## Material for this task
****
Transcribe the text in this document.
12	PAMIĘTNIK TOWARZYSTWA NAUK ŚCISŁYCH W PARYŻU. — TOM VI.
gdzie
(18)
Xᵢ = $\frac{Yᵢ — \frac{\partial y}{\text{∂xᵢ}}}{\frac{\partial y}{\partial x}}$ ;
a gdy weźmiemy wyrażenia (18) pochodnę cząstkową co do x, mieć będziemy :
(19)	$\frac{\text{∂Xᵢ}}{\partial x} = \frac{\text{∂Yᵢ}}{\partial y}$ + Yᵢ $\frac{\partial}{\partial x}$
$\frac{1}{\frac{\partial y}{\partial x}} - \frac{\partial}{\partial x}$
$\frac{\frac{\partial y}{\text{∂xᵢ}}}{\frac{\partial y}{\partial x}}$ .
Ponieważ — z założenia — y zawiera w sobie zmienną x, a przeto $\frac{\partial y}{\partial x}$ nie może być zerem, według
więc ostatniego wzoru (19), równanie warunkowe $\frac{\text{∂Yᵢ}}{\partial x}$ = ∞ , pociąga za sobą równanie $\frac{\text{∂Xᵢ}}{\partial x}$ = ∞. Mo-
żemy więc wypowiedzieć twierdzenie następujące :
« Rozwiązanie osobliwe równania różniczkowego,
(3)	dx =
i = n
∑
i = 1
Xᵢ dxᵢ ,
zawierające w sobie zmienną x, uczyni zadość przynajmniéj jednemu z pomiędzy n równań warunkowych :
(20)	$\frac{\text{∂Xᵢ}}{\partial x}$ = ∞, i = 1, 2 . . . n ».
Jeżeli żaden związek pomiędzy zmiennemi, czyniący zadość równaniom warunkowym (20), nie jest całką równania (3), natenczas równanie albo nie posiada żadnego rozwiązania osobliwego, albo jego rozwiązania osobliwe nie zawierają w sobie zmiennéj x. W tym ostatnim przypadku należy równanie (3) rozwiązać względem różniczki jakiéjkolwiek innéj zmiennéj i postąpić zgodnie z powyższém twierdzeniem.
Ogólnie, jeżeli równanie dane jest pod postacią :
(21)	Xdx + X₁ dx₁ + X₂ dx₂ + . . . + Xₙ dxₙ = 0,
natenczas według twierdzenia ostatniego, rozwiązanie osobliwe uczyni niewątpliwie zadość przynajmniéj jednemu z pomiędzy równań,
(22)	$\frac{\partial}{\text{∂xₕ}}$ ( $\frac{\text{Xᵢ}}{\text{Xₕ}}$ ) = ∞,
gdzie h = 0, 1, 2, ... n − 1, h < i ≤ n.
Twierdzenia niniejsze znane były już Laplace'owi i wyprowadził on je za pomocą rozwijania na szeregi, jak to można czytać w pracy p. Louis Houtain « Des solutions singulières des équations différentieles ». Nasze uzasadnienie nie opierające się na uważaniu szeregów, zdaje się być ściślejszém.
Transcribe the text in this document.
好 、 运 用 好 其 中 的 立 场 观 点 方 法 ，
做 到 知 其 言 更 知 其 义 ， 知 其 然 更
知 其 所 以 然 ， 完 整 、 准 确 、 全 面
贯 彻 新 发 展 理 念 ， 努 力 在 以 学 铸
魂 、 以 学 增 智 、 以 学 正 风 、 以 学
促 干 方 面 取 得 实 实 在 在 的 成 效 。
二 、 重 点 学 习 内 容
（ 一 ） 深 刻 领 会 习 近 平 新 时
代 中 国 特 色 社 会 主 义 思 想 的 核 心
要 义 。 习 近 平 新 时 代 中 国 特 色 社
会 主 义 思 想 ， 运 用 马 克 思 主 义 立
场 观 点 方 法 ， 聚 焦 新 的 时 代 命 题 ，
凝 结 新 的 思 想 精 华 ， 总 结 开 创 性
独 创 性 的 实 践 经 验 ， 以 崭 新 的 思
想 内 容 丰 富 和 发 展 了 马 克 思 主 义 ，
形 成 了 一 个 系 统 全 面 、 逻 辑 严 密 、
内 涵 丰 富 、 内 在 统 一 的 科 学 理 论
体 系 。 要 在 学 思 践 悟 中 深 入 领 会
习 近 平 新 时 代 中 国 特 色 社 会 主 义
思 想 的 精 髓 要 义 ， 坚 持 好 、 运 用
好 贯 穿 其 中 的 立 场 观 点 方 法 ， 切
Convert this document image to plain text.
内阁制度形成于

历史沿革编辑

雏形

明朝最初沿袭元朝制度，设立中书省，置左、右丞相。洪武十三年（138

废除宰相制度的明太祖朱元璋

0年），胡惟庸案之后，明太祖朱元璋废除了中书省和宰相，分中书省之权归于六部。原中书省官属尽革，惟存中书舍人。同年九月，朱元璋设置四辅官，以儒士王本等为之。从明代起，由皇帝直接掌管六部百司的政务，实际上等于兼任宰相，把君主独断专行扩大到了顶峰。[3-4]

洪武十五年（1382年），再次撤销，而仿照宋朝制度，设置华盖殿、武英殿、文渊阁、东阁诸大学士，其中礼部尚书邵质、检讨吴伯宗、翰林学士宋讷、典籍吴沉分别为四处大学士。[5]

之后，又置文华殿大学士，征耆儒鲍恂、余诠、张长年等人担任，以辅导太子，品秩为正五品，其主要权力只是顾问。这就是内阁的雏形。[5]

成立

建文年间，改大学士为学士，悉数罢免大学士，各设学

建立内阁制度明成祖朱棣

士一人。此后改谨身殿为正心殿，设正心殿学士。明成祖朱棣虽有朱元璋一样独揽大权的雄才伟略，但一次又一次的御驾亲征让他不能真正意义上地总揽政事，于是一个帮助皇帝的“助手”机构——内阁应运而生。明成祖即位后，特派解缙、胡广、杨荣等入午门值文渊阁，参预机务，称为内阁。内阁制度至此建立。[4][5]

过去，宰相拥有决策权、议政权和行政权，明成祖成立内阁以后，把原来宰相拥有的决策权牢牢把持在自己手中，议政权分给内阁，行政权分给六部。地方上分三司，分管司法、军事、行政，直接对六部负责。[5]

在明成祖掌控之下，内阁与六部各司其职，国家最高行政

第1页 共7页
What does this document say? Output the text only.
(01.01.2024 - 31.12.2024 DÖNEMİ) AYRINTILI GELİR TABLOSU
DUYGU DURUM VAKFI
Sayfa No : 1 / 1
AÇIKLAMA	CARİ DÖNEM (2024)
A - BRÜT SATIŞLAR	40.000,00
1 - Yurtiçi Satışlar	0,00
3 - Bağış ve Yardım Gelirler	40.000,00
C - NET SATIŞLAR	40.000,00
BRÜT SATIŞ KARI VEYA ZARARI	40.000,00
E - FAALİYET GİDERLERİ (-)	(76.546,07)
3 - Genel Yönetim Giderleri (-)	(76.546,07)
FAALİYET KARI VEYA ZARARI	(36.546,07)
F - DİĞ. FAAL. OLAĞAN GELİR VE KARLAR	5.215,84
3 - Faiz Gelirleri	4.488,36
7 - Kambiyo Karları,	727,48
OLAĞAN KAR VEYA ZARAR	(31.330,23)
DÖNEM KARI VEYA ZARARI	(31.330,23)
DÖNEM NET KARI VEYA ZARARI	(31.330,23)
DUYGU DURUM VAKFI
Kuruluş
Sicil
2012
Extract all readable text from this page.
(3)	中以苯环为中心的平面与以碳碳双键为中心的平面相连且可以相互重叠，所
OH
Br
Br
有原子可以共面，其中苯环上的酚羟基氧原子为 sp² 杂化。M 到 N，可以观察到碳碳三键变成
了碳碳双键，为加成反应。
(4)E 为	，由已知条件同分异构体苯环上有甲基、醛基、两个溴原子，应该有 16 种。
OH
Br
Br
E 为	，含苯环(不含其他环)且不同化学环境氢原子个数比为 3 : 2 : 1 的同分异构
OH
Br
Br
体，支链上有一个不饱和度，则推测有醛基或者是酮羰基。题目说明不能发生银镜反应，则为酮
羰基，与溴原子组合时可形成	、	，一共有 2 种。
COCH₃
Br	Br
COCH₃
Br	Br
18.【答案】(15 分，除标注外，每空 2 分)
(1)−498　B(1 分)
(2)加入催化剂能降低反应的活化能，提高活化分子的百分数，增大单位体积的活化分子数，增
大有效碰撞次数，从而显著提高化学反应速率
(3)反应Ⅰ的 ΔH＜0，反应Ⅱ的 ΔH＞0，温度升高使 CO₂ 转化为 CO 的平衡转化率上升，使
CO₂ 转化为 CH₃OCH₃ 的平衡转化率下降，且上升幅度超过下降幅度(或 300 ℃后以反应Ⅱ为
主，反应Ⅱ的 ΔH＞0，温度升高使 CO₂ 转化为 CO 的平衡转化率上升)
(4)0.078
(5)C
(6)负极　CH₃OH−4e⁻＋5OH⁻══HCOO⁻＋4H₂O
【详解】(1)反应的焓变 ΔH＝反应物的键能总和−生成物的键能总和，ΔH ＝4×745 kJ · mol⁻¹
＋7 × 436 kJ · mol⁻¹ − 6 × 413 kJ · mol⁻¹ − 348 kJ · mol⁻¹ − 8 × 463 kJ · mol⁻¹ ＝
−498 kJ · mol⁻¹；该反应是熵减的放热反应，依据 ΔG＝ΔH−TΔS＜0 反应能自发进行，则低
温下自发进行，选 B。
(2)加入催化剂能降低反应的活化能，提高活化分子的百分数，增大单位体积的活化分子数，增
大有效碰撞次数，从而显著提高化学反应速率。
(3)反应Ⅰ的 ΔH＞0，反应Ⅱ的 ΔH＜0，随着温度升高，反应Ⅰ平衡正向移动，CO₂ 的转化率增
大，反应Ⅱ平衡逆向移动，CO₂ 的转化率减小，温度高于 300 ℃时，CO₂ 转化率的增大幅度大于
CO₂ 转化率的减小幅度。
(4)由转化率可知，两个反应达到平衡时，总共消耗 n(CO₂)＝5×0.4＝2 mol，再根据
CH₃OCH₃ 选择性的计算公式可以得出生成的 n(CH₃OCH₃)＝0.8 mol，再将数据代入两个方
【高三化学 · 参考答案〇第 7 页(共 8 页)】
****
## What is needed
Check each line of the material above for "VEYA" and say how many lines contain it, giving the number alone.

## Solution to the exercise
5